■ Goal:
Sort through the entries below and pull out lines containing the word "page".

■ Material for this task:
▼▼▼
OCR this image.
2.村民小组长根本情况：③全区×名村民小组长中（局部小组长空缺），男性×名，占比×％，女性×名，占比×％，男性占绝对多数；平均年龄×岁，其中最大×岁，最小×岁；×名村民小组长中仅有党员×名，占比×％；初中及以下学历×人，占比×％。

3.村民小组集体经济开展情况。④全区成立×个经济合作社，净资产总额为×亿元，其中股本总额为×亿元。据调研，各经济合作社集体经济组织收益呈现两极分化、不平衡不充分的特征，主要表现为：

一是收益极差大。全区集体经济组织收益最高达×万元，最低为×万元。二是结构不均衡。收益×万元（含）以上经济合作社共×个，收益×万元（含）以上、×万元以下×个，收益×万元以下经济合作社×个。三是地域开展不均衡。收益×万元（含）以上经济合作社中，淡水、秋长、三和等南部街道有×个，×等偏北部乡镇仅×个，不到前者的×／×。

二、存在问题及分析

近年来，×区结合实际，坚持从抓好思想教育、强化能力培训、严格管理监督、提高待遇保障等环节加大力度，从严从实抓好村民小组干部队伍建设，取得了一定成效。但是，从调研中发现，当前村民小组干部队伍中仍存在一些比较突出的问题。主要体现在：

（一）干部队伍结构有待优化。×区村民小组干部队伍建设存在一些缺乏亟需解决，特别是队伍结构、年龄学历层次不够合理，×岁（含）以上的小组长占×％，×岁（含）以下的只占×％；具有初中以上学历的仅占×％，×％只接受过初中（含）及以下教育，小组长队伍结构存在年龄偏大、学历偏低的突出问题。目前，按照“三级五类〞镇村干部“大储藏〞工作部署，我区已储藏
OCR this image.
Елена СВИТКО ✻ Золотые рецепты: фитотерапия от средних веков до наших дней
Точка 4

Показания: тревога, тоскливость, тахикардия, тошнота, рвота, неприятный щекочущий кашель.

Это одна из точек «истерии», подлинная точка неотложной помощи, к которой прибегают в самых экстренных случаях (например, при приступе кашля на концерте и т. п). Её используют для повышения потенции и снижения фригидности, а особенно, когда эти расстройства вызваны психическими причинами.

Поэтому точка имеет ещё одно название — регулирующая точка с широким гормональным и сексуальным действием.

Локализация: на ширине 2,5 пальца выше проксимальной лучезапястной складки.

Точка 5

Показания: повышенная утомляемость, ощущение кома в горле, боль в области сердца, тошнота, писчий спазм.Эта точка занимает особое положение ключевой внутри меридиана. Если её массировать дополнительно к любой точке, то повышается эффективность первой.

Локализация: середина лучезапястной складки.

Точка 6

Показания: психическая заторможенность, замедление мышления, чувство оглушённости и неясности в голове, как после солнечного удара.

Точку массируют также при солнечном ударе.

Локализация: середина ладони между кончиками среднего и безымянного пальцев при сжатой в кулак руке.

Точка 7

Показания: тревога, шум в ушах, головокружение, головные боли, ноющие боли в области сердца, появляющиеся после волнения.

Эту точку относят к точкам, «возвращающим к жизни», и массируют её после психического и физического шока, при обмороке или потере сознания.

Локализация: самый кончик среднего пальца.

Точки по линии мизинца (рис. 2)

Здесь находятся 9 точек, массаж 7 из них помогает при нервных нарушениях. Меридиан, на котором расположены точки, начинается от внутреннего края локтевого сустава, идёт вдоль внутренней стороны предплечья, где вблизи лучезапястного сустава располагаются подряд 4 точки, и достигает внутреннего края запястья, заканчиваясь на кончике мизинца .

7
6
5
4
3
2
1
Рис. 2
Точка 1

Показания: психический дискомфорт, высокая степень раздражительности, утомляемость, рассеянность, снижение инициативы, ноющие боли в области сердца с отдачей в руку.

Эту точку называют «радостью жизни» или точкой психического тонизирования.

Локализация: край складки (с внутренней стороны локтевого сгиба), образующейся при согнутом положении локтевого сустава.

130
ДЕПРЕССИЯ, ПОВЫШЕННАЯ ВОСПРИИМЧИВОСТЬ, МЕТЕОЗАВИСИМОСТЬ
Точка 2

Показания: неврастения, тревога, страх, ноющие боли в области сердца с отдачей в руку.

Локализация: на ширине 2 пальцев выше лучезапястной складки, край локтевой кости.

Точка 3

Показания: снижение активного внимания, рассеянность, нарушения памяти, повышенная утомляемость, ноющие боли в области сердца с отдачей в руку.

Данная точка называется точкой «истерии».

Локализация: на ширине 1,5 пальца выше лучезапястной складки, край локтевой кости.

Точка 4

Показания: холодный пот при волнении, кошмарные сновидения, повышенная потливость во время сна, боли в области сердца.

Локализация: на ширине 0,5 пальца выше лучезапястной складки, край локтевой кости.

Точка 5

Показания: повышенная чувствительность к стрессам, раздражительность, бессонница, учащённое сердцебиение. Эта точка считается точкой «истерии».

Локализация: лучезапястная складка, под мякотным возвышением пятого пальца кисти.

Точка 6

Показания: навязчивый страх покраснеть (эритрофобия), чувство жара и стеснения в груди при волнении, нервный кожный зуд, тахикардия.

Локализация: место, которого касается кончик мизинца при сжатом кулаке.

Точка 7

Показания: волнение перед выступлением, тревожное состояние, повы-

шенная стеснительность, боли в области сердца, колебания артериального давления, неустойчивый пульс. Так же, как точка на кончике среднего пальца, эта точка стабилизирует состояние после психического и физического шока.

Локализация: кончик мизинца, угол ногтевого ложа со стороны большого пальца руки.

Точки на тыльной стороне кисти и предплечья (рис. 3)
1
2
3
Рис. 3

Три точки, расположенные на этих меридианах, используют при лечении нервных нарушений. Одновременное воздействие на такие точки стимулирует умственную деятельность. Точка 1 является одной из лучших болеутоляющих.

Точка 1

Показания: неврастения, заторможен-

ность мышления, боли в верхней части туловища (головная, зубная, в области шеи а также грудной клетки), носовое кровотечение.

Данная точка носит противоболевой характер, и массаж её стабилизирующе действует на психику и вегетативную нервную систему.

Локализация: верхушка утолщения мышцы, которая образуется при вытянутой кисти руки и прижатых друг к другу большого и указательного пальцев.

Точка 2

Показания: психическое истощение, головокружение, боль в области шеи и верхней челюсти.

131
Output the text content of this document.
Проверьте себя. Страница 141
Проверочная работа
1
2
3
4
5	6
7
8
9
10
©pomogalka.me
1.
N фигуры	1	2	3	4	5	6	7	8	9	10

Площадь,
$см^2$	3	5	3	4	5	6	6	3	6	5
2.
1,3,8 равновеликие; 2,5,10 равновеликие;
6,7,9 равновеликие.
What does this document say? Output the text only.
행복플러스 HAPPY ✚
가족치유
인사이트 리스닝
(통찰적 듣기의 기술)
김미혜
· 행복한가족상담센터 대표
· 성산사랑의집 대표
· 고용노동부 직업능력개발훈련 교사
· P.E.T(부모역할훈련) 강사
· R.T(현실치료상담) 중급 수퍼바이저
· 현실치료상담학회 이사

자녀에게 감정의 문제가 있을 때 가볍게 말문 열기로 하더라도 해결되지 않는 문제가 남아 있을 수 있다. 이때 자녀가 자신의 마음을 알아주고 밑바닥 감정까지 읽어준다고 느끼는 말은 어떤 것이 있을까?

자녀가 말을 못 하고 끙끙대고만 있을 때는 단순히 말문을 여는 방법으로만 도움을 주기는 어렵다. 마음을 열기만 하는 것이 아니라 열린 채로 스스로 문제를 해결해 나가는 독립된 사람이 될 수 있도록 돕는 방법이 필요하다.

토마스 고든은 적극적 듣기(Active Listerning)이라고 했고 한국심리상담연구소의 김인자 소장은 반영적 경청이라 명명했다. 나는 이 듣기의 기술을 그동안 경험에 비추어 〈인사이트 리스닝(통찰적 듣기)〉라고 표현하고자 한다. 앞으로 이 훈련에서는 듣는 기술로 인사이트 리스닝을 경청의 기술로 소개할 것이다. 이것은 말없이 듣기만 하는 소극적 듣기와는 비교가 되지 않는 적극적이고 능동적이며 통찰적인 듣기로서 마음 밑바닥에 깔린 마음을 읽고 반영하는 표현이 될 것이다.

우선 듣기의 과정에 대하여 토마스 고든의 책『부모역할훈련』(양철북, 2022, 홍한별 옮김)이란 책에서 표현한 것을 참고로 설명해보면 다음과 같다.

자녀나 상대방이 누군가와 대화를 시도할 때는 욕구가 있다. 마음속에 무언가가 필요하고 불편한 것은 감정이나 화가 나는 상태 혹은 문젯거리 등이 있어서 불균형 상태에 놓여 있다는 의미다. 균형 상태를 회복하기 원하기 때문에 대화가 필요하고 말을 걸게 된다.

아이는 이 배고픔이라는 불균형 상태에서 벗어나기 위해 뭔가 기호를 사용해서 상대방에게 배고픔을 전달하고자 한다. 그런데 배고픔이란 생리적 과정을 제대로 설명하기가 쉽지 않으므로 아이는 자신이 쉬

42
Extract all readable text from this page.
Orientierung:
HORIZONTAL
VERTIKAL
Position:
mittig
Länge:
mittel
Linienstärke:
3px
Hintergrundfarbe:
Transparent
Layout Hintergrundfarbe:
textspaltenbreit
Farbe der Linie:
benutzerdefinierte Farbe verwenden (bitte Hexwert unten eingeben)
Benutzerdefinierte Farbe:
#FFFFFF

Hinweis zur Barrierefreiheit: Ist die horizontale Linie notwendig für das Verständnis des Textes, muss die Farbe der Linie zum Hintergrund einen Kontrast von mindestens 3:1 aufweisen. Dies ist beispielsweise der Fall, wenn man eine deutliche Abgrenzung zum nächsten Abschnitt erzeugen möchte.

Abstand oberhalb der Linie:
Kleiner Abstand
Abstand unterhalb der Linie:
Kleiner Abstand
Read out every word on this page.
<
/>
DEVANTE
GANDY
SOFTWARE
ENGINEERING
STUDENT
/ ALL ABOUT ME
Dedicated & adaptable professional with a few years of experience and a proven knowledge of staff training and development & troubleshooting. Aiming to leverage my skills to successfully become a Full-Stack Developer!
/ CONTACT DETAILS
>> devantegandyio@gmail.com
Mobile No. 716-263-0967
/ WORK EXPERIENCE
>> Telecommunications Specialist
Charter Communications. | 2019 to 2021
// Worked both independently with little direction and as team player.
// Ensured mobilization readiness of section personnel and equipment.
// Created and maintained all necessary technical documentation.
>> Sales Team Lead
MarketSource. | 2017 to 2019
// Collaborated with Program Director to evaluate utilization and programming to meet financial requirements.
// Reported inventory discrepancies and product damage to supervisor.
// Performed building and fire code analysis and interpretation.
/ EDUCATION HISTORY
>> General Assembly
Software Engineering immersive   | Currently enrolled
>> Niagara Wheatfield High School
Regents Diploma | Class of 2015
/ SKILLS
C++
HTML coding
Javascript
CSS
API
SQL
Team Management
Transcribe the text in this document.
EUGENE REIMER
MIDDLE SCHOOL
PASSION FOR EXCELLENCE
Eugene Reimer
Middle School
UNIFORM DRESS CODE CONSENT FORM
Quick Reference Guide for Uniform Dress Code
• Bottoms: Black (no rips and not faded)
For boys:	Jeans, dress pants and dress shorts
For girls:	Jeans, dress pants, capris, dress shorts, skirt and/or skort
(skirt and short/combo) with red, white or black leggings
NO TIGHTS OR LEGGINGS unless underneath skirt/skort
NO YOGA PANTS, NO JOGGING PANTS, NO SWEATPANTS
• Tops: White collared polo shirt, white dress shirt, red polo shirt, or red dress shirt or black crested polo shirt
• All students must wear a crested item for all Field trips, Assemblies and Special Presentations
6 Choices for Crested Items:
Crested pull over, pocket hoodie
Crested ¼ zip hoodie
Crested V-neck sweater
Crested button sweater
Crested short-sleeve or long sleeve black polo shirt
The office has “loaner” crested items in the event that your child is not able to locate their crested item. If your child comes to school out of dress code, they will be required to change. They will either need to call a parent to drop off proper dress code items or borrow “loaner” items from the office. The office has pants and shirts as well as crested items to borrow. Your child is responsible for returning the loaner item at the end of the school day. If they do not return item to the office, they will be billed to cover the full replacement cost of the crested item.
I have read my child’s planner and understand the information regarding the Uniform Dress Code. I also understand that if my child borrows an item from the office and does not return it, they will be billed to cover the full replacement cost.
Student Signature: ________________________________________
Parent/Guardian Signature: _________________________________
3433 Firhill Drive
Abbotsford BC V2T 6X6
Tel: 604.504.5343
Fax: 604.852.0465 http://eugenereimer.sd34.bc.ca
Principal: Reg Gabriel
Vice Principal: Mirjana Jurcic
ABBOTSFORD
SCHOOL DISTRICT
▲▲▲
■ In response:
Extract all readable text from this page.
Read out every word on this page.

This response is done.